→ **The request**
Each line that holds the word "risk" counts once; give the total number of such lines and nothing else.

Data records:
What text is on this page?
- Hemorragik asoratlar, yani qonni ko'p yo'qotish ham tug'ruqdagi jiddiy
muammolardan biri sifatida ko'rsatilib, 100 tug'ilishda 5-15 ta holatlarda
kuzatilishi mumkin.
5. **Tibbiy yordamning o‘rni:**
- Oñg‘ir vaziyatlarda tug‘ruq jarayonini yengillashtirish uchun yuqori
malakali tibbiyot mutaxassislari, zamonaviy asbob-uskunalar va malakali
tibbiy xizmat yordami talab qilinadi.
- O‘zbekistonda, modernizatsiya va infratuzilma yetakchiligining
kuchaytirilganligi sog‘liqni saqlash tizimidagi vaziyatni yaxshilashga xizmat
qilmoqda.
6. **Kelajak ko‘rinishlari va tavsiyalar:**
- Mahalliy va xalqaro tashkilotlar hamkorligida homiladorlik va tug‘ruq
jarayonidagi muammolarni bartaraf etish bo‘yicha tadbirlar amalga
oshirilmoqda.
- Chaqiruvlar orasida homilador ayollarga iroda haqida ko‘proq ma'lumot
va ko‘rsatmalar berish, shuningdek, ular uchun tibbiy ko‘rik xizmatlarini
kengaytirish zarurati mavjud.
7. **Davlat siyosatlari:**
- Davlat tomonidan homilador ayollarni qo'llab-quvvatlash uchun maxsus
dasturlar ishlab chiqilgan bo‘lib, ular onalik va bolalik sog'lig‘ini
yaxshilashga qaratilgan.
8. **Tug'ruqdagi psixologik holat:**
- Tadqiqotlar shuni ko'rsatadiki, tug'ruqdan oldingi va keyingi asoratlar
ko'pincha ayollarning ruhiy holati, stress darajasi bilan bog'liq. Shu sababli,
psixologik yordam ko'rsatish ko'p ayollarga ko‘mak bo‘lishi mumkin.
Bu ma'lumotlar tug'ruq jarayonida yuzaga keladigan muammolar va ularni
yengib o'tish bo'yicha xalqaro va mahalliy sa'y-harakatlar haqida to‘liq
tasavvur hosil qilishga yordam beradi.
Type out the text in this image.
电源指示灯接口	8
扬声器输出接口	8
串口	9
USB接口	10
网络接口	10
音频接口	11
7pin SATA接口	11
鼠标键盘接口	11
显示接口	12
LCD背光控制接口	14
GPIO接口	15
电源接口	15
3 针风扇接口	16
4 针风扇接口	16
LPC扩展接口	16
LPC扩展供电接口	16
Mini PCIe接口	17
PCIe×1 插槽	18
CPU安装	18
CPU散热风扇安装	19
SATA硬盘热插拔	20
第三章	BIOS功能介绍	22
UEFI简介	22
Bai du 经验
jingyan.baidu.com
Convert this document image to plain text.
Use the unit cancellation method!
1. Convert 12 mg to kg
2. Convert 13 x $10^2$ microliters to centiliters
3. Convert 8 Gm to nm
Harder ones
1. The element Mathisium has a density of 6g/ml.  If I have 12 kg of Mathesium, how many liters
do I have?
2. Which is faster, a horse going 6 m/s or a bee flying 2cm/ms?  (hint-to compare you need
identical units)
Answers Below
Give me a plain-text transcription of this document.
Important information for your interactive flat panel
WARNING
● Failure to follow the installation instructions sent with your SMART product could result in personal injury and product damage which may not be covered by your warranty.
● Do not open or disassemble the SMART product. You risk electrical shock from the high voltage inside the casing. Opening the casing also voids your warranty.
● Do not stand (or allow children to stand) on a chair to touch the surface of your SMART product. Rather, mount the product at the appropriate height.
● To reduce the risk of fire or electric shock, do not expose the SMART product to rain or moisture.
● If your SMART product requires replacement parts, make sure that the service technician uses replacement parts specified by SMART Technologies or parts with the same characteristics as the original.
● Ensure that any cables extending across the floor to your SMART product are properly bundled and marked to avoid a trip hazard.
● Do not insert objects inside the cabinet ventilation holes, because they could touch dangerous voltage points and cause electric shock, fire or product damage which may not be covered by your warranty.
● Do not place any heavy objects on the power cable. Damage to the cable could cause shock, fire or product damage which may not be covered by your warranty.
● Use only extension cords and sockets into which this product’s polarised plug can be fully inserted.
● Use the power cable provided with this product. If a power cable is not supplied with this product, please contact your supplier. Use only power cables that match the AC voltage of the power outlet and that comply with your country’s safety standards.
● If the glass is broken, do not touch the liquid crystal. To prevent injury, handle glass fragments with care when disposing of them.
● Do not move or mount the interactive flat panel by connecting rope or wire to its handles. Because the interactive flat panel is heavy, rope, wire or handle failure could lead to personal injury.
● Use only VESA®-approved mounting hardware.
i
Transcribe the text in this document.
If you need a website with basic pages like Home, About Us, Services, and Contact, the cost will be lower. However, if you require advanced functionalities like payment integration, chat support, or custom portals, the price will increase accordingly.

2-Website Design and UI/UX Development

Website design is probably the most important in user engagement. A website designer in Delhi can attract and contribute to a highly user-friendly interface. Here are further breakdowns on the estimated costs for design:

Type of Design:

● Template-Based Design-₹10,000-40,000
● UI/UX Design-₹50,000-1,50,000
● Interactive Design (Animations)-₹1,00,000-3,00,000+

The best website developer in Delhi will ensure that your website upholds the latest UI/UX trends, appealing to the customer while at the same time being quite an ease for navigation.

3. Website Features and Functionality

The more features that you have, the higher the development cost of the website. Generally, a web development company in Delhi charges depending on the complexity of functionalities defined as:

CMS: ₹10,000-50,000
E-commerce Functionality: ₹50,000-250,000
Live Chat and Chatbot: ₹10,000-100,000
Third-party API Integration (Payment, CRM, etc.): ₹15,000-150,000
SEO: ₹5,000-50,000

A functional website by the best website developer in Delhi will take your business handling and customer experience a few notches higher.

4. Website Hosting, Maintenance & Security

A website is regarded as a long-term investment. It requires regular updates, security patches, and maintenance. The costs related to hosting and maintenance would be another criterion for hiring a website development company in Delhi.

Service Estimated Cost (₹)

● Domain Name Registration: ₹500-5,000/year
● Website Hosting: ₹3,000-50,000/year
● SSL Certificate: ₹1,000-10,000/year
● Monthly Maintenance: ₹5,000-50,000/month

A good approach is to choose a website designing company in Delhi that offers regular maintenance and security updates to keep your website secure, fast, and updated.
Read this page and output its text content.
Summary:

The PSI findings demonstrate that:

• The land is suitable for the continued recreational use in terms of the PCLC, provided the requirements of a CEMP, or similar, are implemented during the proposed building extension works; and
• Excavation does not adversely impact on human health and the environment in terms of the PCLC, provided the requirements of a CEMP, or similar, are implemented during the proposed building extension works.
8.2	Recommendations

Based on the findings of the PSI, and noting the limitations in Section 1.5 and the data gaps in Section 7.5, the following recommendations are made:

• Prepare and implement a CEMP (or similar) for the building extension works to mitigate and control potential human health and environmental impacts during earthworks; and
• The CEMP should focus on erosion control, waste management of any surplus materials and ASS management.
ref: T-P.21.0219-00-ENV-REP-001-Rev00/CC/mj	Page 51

→ **Full output**
2